◆ **WHAT IS BEING ASKED**:
Copy each line that contains the string "Encryptor".
-- START --
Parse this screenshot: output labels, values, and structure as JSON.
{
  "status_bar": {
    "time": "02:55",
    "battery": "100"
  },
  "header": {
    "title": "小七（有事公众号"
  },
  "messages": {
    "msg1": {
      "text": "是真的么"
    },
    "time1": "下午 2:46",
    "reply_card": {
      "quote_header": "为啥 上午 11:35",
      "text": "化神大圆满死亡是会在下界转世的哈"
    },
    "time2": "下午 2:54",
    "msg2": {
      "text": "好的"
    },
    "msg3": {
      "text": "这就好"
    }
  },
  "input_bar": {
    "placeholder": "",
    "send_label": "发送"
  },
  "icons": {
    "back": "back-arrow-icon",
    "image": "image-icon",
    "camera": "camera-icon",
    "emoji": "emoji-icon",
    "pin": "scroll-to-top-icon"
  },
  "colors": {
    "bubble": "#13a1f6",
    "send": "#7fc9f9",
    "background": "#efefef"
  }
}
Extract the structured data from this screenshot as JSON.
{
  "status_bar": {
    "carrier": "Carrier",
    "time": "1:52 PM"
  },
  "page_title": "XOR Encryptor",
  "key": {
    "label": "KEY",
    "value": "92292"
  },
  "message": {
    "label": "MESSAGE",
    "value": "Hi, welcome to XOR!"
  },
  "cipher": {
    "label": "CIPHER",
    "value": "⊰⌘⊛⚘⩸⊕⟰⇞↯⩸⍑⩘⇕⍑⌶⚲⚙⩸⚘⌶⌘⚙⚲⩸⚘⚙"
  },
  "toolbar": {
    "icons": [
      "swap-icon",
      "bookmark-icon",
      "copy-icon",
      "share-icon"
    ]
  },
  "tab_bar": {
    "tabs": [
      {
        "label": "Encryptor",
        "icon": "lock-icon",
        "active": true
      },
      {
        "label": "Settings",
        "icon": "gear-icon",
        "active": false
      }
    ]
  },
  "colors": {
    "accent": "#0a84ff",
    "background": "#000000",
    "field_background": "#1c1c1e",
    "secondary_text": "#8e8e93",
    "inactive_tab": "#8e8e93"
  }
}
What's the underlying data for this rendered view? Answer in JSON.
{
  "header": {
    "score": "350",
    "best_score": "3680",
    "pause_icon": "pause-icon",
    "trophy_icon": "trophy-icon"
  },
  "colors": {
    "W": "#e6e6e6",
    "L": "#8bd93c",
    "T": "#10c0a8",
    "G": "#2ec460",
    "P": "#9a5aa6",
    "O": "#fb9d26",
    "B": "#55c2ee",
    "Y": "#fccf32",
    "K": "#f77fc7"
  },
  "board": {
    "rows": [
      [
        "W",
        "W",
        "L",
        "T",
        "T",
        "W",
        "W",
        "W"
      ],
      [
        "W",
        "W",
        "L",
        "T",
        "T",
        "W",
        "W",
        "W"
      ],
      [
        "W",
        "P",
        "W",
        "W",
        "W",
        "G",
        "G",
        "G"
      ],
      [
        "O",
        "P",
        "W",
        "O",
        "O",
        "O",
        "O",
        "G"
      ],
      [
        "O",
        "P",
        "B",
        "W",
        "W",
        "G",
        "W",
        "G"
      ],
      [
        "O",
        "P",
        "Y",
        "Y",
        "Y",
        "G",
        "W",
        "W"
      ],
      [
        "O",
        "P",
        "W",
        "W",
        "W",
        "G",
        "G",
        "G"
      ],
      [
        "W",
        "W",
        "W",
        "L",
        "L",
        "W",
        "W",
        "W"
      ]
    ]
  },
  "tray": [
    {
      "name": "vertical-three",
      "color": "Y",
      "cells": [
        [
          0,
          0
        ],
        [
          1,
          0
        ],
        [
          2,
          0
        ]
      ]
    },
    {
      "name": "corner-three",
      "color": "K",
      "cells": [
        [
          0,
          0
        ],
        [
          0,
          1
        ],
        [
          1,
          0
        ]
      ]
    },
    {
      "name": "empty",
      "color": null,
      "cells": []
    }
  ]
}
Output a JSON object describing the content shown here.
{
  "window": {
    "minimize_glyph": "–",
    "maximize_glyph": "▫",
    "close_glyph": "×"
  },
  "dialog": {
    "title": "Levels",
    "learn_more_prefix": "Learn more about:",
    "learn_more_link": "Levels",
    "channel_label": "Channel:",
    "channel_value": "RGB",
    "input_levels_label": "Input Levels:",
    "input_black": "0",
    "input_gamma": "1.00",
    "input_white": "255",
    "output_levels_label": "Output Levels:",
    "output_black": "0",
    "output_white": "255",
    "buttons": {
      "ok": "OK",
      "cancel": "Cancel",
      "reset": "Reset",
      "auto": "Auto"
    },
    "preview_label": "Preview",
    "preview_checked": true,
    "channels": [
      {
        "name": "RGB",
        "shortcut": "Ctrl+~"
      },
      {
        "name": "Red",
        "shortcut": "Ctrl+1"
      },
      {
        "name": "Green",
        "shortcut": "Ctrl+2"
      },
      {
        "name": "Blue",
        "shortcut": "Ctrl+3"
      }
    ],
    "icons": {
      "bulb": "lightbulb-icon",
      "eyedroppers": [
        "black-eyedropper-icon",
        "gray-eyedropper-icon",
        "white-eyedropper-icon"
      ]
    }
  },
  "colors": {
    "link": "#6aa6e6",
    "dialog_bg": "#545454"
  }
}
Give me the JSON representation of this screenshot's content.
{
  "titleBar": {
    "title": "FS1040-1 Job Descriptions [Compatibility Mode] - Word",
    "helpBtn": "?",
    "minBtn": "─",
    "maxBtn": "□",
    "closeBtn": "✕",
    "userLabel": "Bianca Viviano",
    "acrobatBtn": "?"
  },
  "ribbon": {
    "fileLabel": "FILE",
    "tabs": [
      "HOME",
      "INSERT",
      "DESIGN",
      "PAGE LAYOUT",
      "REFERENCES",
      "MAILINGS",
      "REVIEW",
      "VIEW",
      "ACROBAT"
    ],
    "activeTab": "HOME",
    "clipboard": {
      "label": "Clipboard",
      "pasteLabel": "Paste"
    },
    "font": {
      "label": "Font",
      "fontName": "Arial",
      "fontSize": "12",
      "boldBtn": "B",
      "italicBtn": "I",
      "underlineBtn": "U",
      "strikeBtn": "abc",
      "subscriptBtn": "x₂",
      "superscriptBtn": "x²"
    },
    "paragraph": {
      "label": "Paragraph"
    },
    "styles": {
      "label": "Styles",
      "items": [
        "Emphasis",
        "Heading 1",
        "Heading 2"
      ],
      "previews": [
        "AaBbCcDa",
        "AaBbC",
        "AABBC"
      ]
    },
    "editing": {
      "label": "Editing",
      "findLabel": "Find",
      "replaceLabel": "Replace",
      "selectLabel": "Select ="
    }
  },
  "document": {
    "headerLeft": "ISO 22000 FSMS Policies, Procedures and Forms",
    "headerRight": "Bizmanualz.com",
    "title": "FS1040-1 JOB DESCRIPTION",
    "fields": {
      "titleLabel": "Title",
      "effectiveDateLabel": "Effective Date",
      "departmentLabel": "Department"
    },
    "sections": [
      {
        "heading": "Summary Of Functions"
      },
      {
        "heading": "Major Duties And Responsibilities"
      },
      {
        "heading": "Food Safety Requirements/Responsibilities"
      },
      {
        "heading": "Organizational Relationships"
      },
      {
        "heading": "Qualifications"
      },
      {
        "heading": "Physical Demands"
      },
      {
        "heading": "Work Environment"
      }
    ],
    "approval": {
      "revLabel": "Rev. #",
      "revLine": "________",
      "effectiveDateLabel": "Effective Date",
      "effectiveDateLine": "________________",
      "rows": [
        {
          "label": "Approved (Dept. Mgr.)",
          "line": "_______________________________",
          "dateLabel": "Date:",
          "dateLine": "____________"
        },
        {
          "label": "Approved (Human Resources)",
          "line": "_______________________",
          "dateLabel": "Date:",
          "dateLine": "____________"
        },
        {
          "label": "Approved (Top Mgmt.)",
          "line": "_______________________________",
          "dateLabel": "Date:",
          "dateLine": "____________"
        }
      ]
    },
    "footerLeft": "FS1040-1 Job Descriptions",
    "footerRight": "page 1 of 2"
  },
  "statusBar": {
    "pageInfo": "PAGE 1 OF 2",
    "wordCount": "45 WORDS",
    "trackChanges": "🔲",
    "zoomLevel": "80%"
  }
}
-- END --
◆ **FINAL RESULT**:
  "page_title": "XOR Encryptor",
        "label": "Encryptor",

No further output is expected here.